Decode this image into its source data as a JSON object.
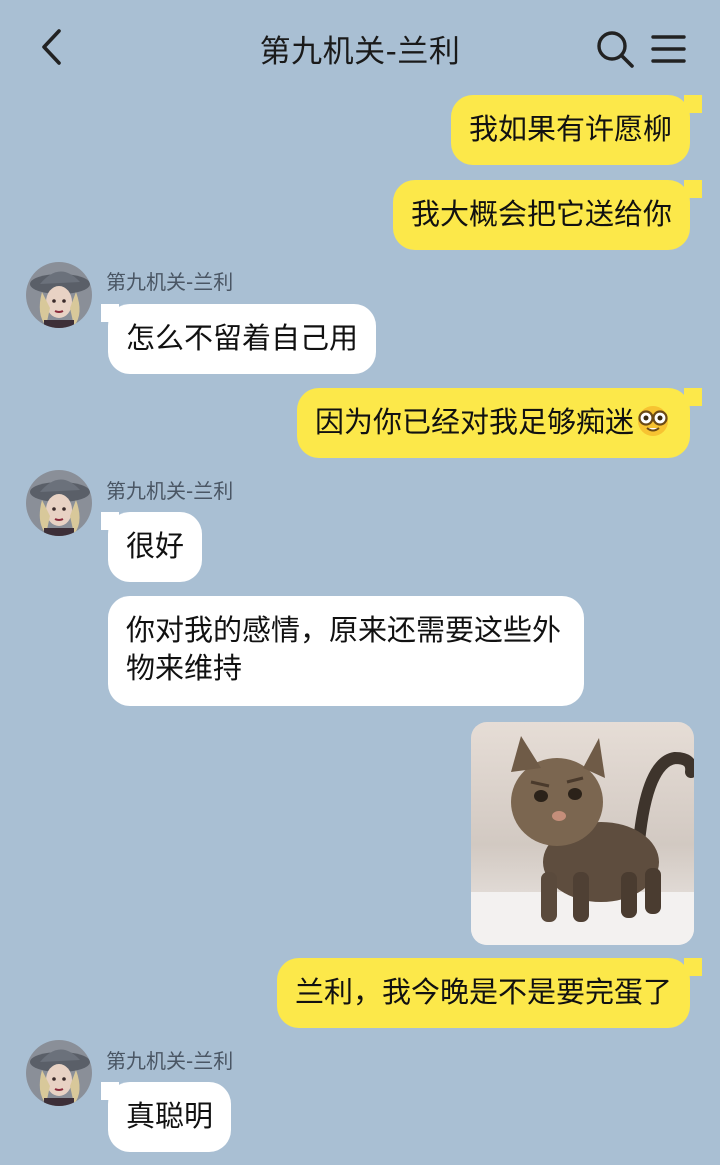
{
  "header": {
    "title": "第九机关-兰利",
    "back_icon": "chevron-left-icon",
    "search_icon": "search-icon",
    "menu_icon": "menu-icon"
  },
  "colors": {
    "background": "#a9bfd3",
    "my_bubble": "#fce84a",
    "their_bubble": "#ffffff"
  },
  "messages": [
    {
      "from": "me",
      "text": "我如果有许愿柳"
    },
    {
      "from": "me",
      "text": "我大概会把它送给你"
    },
    {
      "from": "other",
      "sender": "第九机关-兰利",
      "text": "怎么不留着自己用"
    },
    {
      "from": "me",
      "text": "因为你已经对我足够痴迷",
      "emoji": "nerd-face-emoji"
    },
    {
      "from": "other",
      "sender": "第九机关-兰利",
      "text": "很好"
    },
    {
      "from": "other",
      "text": "你对我的感情，原来还需要这些外物来维持"
    },
    {
      "from": "me",
      "type": "image",
      "image": "cat-photo"
    },
    {
      "from": "me",
      "text": "兰利，我今晚是不是要完蛋了"
    },
    {
      "from": "other",
      "sender": "第九机关-兰利",
      "text": "真聪明"
    }
  ]
}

Objective >>
Read the lines above. Gather those in which the string "text" is found.

Result of this task >>
      "text": "我如果有许愿柳"
      "text": "我大概会把它送给你"
      "text": "怎么不留着自己用"
      "text": "因为你已经对我足够痴迷",
      "text": "很好"
      "text": "你对我的感情，原来还需要这些外物来维持"
      "text": "兰利，我今晚是不是要完蛋了"
      "text": "真聪明"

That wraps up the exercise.